◆ **Entries provided**:
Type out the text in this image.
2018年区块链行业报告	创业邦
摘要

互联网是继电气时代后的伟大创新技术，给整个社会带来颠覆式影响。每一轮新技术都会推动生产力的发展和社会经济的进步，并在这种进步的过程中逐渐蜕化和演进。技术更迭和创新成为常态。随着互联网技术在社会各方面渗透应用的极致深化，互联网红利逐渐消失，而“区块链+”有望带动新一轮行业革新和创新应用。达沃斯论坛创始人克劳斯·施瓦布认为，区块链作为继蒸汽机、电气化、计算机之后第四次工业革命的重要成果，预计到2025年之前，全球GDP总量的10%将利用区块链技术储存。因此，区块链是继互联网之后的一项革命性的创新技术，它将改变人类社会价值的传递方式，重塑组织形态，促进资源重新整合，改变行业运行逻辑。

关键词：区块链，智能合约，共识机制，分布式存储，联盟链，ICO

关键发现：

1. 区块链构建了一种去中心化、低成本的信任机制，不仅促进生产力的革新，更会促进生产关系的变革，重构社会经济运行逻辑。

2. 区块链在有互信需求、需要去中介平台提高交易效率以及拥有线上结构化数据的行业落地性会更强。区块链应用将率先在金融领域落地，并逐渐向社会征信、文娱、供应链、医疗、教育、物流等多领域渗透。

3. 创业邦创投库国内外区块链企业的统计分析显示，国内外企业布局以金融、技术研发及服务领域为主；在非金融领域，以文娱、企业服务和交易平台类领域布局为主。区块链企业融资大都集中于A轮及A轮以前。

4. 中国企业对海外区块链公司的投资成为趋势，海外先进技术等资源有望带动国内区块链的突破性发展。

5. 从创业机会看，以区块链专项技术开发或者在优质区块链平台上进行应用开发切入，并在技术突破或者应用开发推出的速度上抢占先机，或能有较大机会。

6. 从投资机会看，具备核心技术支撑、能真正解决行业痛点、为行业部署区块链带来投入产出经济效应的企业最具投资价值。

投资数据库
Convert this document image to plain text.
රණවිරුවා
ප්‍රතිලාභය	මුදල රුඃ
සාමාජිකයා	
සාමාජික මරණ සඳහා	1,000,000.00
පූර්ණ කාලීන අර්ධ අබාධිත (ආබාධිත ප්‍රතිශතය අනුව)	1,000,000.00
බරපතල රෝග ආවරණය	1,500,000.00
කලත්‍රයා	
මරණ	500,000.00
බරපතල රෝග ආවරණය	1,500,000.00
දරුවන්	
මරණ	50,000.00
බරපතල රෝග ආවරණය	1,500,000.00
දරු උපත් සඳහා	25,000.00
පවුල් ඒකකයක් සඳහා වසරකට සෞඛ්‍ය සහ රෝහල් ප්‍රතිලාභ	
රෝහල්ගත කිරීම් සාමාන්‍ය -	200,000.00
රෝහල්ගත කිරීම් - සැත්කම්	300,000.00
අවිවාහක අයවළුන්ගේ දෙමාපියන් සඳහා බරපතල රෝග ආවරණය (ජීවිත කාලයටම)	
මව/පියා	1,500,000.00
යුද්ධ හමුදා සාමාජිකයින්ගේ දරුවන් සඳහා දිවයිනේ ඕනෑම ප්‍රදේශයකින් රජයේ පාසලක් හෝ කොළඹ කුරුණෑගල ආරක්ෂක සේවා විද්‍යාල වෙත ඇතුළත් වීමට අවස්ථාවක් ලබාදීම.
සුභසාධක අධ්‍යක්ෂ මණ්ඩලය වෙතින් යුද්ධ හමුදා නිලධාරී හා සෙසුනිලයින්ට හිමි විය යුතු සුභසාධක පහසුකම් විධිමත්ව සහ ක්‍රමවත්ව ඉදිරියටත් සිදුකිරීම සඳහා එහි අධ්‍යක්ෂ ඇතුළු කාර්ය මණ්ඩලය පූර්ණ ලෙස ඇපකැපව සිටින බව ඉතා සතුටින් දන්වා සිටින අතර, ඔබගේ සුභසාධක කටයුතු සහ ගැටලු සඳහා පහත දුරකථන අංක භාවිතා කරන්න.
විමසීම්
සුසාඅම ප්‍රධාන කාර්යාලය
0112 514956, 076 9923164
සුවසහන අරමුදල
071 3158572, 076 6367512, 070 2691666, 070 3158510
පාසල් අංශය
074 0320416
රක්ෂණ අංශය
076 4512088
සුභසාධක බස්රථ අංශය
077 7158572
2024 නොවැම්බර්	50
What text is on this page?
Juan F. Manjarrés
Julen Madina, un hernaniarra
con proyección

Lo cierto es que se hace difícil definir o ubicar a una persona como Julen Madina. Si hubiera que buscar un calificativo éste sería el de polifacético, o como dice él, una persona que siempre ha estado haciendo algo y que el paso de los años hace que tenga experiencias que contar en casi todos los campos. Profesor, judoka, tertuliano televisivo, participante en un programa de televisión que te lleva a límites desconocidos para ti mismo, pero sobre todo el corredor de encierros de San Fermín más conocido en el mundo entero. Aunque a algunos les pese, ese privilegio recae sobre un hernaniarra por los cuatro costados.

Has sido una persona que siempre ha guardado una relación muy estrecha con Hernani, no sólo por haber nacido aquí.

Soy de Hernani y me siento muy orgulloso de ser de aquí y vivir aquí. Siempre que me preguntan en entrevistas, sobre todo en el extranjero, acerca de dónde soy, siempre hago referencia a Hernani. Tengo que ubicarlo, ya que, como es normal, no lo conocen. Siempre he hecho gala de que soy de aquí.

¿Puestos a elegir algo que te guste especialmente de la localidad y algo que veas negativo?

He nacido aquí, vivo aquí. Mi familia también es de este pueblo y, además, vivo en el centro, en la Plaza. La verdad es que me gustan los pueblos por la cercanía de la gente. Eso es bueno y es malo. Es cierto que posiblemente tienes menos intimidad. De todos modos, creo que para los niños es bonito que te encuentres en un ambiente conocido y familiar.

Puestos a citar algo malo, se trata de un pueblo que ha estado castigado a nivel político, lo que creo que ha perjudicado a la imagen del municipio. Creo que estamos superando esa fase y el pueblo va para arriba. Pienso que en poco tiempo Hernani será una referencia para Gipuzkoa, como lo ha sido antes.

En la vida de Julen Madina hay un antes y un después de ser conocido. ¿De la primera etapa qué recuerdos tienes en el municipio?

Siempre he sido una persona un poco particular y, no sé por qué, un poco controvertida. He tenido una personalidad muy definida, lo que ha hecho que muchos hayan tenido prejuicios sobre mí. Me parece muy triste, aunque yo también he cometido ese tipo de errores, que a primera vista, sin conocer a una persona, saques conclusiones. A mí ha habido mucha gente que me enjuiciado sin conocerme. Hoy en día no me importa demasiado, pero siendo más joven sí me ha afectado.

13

◆ **Exercise brief**: Pull every line containing "municipio" out of the data above.

◆ **Output of the task**:
Puestos a citar algo malo, se trata de un pueblo que ha estado castigado a nivel político, lo que creo que ha perjudicado a la imagen del municipio. Creo que estamos superando esa fase y el pueblo va para arriba. Pienso que en poco tiempo Hernani será una referencia para Gipuzkoa, como lo ha sido antes.
En la vida de Julen Madina hay un antes y un después de ser conocido. ¿De la primera etapa qué recuerdos tienes en el municipio?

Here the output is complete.